» AUFGABENTEILE:
• A. Gib an, was laut dem Text über die Prozessindustrie die Basis einer vernetzten Kette bildet.
• B. Schreibe alle Wörter aus dem Text über die Prozessindustrie heraus, die einen Bindestrich enthalten.
===== VORLIEGENDER TEXT
Interkama: Die Prozessindustrie übernimmt neue Automationslösungen nur langsam
Zu zögerliches Einführen neuer Technologien kann schädlich sein

Die Prozessindustrie kommt an den weitreichenden Veränderungen der Automatisierungstechnik nicht vorbei. Der PC steuert heute nicht nur komplette Anlagen, auch die Integration autarker Inseln in den unternehmensweiten IT-Verbund ist gefragt. Internet und Supply-Chain-Management sind hier die Problemlöser. Feldgeräte mit Mikroprozessor bilden die Basis einer vernetzten Kette, in der die Software- und damit die Projektdienstleistung stark anwächst.
==========
===== EINTRÄGE
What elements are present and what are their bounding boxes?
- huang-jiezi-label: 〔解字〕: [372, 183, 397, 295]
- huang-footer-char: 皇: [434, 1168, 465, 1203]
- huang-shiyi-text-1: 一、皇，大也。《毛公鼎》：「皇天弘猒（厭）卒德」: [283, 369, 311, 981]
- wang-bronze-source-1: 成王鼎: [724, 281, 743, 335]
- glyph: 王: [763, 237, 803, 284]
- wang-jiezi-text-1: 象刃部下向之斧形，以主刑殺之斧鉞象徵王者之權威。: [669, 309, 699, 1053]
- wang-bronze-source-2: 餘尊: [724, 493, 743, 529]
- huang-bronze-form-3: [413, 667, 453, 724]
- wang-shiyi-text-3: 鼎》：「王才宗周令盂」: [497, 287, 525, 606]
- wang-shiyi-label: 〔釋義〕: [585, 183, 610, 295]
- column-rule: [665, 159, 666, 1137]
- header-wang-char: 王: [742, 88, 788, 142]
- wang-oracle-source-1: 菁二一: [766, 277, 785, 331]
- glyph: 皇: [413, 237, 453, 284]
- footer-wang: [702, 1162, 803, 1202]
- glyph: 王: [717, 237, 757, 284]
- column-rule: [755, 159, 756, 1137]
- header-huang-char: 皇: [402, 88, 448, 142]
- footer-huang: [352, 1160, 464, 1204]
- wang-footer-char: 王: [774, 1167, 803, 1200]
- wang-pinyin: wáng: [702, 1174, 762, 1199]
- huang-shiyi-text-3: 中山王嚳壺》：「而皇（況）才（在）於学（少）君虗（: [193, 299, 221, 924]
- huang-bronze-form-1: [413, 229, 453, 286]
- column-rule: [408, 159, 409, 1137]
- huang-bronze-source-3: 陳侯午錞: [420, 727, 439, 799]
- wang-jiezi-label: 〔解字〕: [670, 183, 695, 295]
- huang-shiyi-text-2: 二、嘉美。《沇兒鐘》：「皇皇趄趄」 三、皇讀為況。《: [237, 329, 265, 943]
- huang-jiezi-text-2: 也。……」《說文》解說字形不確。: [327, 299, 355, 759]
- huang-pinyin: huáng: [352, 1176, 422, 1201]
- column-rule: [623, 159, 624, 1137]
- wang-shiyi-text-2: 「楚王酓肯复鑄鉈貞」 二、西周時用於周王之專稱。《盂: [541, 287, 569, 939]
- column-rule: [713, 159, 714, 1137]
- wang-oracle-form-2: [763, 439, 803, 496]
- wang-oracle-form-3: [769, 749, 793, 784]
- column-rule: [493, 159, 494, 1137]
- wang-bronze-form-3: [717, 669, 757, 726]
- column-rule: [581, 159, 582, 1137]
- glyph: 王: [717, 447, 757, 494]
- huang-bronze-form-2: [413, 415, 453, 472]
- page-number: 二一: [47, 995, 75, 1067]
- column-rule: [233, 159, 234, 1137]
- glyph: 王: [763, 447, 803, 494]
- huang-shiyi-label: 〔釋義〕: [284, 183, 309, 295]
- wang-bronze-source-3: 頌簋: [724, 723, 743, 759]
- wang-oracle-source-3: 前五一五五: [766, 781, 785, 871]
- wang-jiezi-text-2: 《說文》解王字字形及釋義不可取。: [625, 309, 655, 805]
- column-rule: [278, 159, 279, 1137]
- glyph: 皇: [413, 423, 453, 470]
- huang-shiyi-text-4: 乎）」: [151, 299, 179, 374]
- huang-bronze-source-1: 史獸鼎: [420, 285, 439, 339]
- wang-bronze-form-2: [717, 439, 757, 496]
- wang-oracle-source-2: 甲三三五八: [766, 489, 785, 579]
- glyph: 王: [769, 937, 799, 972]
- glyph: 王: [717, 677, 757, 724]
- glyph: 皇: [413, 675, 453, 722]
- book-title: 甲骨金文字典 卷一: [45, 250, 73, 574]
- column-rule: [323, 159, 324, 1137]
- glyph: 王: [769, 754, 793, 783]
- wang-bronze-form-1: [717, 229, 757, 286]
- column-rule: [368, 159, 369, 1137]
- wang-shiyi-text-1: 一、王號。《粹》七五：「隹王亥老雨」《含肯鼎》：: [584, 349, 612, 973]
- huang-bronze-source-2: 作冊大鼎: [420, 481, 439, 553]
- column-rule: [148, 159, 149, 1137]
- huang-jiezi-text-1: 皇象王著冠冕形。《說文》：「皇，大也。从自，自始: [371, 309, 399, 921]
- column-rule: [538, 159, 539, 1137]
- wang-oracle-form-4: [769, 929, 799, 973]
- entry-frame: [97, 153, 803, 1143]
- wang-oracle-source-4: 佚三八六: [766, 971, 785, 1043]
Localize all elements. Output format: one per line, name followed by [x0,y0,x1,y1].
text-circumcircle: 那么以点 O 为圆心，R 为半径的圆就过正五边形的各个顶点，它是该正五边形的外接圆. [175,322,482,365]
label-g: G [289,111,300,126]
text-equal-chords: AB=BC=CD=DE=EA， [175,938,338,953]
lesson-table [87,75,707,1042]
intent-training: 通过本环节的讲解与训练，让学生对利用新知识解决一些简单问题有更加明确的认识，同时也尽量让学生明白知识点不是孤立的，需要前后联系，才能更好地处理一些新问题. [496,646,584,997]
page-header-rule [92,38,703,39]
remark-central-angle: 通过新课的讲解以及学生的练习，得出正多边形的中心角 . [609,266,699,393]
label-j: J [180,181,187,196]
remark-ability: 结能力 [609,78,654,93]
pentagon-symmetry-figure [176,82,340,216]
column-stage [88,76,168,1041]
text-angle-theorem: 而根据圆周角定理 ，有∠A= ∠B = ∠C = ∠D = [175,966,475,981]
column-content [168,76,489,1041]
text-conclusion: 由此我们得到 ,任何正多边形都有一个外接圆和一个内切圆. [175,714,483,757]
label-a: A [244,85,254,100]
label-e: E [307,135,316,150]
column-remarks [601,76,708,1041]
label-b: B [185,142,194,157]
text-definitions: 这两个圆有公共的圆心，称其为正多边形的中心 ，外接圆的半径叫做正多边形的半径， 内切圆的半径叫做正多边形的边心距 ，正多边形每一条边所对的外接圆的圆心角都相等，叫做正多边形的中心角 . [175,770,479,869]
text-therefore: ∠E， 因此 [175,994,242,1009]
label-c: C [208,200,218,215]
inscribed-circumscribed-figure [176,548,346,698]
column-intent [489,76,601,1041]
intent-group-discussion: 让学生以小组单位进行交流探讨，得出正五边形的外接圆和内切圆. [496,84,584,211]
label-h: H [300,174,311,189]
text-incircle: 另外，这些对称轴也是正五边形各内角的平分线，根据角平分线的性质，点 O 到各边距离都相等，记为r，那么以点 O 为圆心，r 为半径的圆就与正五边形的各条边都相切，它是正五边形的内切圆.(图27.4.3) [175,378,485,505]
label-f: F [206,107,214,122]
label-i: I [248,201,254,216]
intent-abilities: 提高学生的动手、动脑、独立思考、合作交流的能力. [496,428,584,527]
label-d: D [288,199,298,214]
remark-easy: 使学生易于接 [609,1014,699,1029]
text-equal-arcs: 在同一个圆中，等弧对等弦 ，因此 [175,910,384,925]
==========
» LÖSUNGEN:
• A. Feldgeräte mit Mikroprozessor

• B. IT-Verbund, Supply-Chain-Management, Software-